--- Records for the task ---

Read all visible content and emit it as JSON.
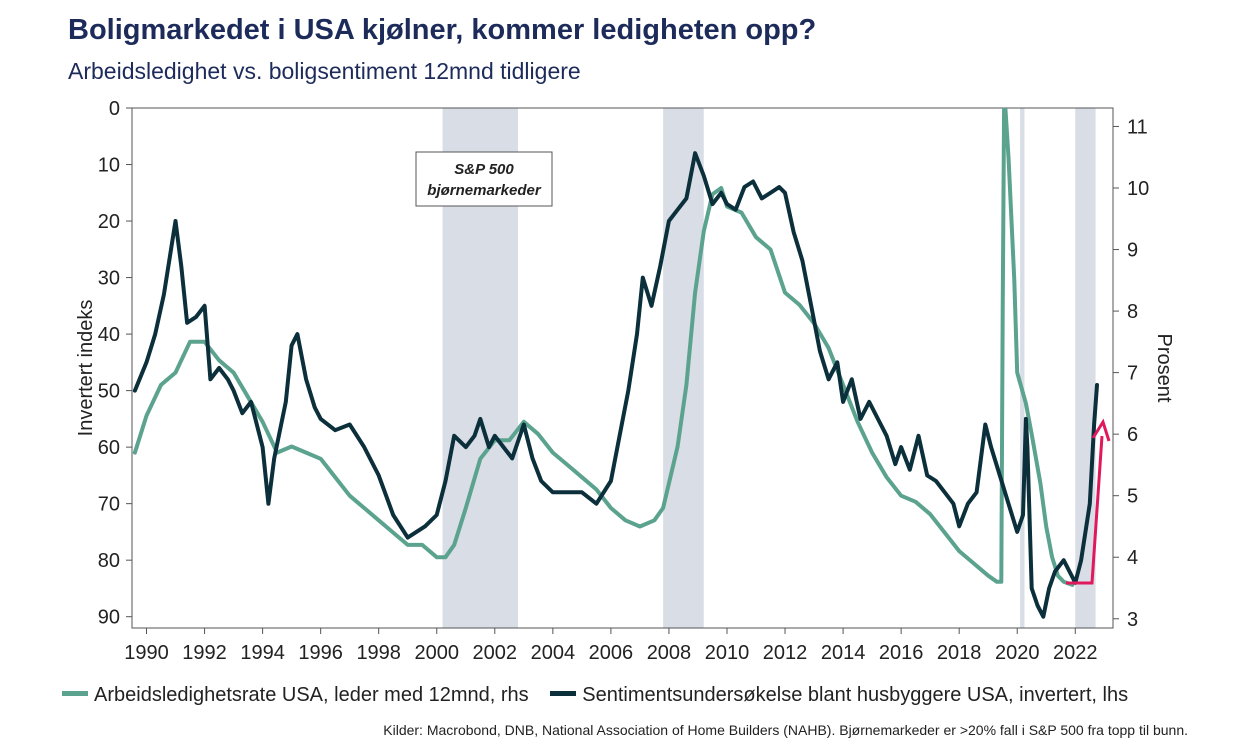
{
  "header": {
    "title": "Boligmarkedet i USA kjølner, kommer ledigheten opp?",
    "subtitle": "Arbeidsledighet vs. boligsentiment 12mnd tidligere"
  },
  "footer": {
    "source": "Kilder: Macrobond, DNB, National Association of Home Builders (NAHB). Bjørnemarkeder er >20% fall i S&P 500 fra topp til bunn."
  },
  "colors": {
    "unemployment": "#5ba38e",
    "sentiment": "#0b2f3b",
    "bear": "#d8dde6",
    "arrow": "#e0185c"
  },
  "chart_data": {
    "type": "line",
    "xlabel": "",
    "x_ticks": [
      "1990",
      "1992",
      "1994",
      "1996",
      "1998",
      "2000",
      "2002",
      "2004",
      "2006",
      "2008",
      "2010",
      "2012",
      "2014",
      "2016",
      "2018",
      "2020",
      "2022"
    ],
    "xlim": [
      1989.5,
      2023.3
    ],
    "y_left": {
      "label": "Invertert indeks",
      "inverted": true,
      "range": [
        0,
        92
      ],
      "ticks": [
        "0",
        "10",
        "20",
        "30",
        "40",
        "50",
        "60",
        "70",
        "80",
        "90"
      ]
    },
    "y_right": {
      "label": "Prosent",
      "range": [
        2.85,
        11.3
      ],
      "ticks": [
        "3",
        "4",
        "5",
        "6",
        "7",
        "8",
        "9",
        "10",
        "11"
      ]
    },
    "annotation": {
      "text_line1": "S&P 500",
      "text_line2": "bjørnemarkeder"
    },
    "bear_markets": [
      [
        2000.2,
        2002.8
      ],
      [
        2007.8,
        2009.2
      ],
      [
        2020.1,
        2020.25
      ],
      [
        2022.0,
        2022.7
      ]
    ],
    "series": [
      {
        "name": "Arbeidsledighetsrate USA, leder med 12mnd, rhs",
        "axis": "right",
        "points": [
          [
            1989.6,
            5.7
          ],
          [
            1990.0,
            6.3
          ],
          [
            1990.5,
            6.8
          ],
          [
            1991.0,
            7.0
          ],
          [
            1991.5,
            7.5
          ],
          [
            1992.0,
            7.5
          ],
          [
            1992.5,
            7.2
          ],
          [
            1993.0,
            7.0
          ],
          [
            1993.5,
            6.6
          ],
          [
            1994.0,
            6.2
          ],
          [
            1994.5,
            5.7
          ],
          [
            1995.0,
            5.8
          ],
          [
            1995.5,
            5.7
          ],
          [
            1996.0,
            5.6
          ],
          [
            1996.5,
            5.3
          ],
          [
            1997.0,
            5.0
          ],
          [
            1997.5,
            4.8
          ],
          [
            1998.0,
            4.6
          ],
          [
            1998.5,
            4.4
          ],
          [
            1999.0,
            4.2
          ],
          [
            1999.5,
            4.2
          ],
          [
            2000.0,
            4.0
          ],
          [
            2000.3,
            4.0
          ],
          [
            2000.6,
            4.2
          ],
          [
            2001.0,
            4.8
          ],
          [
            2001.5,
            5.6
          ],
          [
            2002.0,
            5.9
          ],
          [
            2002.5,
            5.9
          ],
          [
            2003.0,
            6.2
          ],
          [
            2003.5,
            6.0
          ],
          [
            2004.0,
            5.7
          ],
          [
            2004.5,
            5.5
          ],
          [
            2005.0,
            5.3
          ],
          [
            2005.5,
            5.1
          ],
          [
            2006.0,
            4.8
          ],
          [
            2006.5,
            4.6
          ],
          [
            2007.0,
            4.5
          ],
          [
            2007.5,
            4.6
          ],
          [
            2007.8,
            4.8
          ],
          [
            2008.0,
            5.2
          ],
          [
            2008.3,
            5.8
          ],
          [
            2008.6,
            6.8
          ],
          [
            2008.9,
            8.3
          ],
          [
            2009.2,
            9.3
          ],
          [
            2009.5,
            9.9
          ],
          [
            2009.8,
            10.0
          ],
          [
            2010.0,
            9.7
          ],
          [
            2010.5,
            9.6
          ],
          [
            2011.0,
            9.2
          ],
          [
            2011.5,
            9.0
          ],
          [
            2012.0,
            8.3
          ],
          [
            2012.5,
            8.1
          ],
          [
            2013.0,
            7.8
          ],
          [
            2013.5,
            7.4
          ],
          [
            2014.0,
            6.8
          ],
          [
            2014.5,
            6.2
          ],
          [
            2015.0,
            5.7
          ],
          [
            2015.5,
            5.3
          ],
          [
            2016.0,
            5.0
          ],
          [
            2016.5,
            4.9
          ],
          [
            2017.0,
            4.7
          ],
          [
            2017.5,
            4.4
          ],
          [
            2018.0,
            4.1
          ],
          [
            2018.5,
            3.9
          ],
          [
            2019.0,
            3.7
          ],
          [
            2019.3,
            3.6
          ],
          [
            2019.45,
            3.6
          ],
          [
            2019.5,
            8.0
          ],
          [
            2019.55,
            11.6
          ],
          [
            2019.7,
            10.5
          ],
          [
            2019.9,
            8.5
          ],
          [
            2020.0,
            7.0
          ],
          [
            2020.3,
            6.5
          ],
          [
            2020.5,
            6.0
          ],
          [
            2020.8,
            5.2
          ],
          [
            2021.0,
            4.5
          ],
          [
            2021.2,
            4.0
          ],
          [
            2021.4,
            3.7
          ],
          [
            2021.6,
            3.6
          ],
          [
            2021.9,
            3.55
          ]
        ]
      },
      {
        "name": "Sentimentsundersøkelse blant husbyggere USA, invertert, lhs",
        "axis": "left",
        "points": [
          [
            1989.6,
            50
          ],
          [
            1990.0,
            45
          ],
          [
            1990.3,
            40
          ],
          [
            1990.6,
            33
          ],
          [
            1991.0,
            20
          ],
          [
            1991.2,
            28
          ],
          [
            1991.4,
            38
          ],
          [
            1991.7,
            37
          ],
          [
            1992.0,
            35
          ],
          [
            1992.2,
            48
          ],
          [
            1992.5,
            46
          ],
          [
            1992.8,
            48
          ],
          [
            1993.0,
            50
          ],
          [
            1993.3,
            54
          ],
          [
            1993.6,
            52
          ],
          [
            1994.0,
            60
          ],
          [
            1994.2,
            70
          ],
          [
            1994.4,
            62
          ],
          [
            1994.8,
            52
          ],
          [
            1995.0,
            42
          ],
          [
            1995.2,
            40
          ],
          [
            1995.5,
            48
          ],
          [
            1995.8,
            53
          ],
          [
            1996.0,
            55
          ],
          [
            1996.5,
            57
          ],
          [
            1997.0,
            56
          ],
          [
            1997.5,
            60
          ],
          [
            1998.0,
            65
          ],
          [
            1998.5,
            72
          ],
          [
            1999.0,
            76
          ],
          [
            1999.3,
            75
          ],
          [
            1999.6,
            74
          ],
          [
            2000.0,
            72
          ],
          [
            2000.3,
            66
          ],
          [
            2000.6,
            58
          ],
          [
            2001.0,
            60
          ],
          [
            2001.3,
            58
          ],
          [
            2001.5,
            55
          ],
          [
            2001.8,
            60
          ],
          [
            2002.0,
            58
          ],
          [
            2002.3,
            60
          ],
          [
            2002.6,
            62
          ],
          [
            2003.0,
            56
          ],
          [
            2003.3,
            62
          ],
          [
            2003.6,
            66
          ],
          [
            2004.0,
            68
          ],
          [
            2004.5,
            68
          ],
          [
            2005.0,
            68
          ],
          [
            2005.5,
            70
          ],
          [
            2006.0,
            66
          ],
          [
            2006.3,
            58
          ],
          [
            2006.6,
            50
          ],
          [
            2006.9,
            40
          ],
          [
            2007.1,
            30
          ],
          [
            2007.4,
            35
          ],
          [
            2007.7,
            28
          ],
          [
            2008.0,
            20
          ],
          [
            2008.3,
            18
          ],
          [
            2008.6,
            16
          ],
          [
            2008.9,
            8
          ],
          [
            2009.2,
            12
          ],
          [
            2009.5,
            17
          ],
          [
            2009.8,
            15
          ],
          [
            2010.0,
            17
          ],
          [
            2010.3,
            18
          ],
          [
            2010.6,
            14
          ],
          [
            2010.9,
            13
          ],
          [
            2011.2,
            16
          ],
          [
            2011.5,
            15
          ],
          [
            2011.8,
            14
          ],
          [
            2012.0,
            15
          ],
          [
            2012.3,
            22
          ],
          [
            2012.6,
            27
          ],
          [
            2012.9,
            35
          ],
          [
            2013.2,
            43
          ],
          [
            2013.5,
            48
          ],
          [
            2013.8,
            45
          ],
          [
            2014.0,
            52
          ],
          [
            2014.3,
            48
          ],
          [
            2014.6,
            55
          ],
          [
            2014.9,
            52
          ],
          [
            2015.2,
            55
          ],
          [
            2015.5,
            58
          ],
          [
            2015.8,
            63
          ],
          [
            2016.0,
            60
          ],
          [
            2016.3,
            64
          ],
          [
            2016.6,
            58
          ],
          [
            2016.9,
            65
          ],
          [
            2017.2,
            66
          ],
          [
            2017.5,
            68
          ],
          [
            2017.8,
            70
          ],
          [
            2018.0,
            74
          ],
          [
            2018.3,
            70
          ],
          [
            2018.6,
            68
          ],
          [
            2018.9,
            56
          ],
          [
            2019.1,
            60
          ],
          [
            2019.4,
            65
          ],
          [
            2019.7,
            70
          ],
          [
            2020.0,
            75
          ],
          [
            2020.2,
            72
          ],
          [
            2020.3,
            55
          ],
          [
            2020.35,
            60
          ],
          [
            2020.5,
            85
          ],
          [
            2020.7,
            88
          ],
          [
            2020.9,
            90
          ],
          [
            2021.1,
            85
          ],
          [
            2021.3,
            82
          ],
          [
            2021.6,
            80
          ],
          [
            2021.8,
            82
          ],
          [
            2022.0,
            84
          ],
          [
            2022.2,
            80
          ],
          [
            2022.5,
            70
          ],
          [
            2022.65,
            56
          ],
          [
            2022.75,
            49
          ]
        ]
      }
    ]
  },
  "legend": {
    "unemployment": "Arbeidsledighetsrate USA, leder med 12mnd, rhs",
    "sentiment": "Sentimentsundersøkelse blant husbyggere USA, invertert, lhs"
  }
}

---

▶ **What you should do**: Look through the entries above. Extract each line with the word "blant".

▶ **Answer in full**:
        "name": "Sentimentsundersøkelse blant husbyggere USA, invertert, lhs",
    "sentiment": "Sentimentsundersøkelse blant husbyggere USA, invertert, lhs"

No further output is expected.